### TASK STATEMENT
Below are records; copy every line in them that holds the word "orders".

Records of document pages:
┌──
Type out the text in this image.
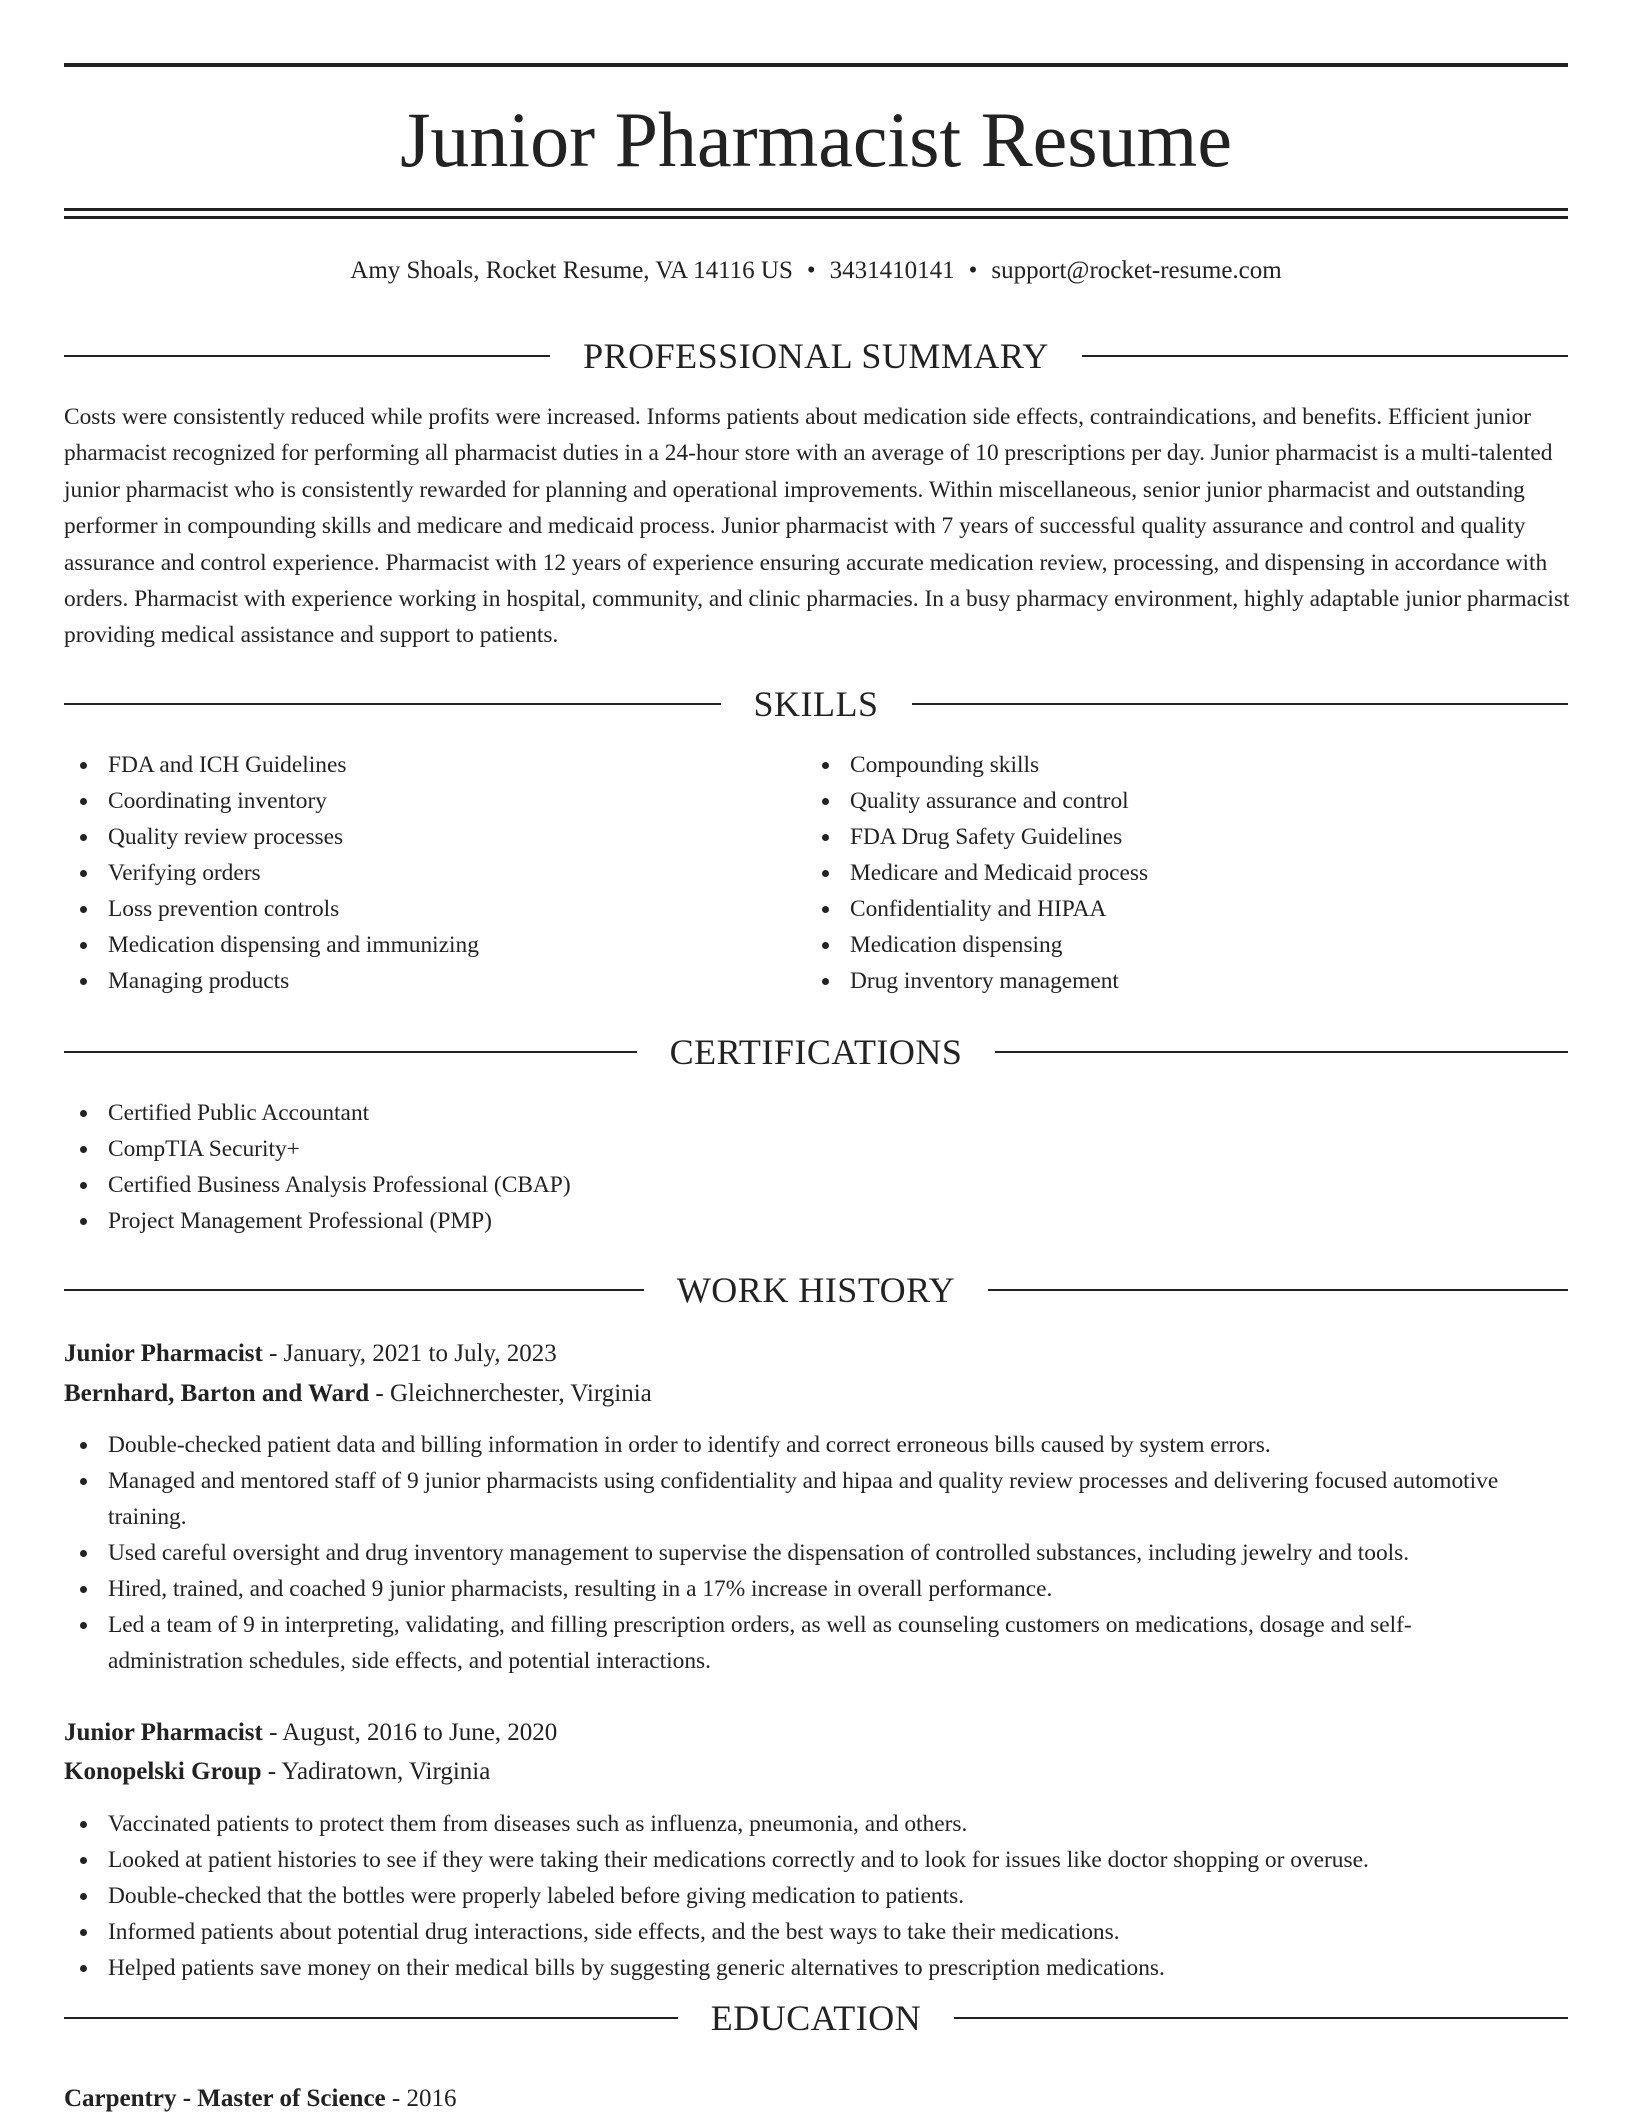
Junior Pharmacist Resume
Amy Shoals, Rocket Resume, VA 14116 US • 3431410141 • support@rocket-resume.com
PROFESSIONAL SUMMARY

Costs were consistently reduced while profits were increased. Informs patients about medication side effects, contraindications, and benefits. Efficient junior pharmacist recognized for performing all pharmacist duties in a 24-hour store with an average of 10 prescriptions per day. Junior pharmacist is a multi-talented junior pharmacist who is consistently rewarded for planning and operational improvements. Within miscellaneous, senior junior pharmacist and outstanding performer in compounding skills and medicare and medicaid process. Junior pharmacist with 7 years of successful quality assurance and control and quality assurance and control experience. Pharmacist with 12 years of experience ensuring accurate medication review, processing, and dispensing in accordance with orders. Pharmacist with experience working in hospital, community, and clinic pharmacies. In a busy pharmacy environment, highly adaptable junior pharmacist providing medical assistance and support to patients.

SKILLS
FDA and ICH Guidelines
Coordinating inventory
Quality review processes
Verifying orders
Loss prevention controls
Medication dispensing and immunizing
Managing products
Compounding skills
Quality assurance and control
FDA Drug Safety Guidelines
Medicare and Medicaid process
Confidentiality and HIPAA
Medication dispensing
Drug inventory management
CERTIFICATIONS
Certified Public Accountant
CompTIA Security+
Certified Business Analysis Professional (CBAP)
Project Management Professional (PMP)
WORK HISTORY
Junior Pharmacist - January, 2021 to July, 2023
Bernhard, Barton and Ward - Gleichnerchester, Virginia
Double-checked patient data and billing information in order to identify and correct erroneous bills caused by system errors.
Managed and mentored staff of 9 junior pharmacists using confidentiality and hipaa and quality review processes and delivering focused automotive training.
Used careful oversight and drug inventory management to supervise the dispensation of controlled substances, including jewelry and tools.
Hired, trained, and coached 9 junior pharmacists, resulting in a 17% increase in overall performance.
Led a team of 9 in interpreting, validating, and filling prescription orders, as well as counseling customers on medications, dosage and self-administration schedules, side effects, and potential interactions.
Junior Pharmacist - August, 2016 to June, 2020
Konopelski Group - Yadiratown, Virginia
Vaccinated patients to protect them from diseases such as influenza, pneumonia, and others.
Looked at patient histories to see if they were taking their medications correctly and to look for issues like doctor shopping or overuse.
Double-checked that the bottles were properly labeled before giving medication to patients.
Informed patients about potential drug interactions, side effects, and the best ways to take their medications.
Helped patients save money on their medical bills by suggesting generic alternatives to prescription medications.
EDUCATION
Carpentry - Master of Science - 2016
└──
### SOLUTION FOR THIS PROBLEM
Costs were consistently reduced while profits were increased. Informs patients about medication side effects, contraindications, and benefits. Efficient junior pharmacist recognized for performing all pharmacist duties in a 24-hour store with an average of 10 prescriptions per day. Junior pharmacist is a multi-talented junior pharmacist who is consistently rewarded for planning and operational improvements. Within miscellaneous, senior junior pharmacist and outstanding performer in compounding skills and medicare and medicaid process. Junior pharmacist with 7 years of successful quality assurance and control and quality assurance and control experience. Pharmacist with 12 years of experience ensuring accurate medication review, processing, and dispensing in accordance with orders. Pharmacist with experience working in hospital, community, and clinic pharmacies. In a busy pharmacy environment, highly adaptable junior pharmacist providing medical assistance and support to patients.
Verifying orders
Led a team of 9 in interpreting, validating, and filling prescription orders, as well as counseling customers on medications, dosage and self-administration schedules, side effects, and potential interactions.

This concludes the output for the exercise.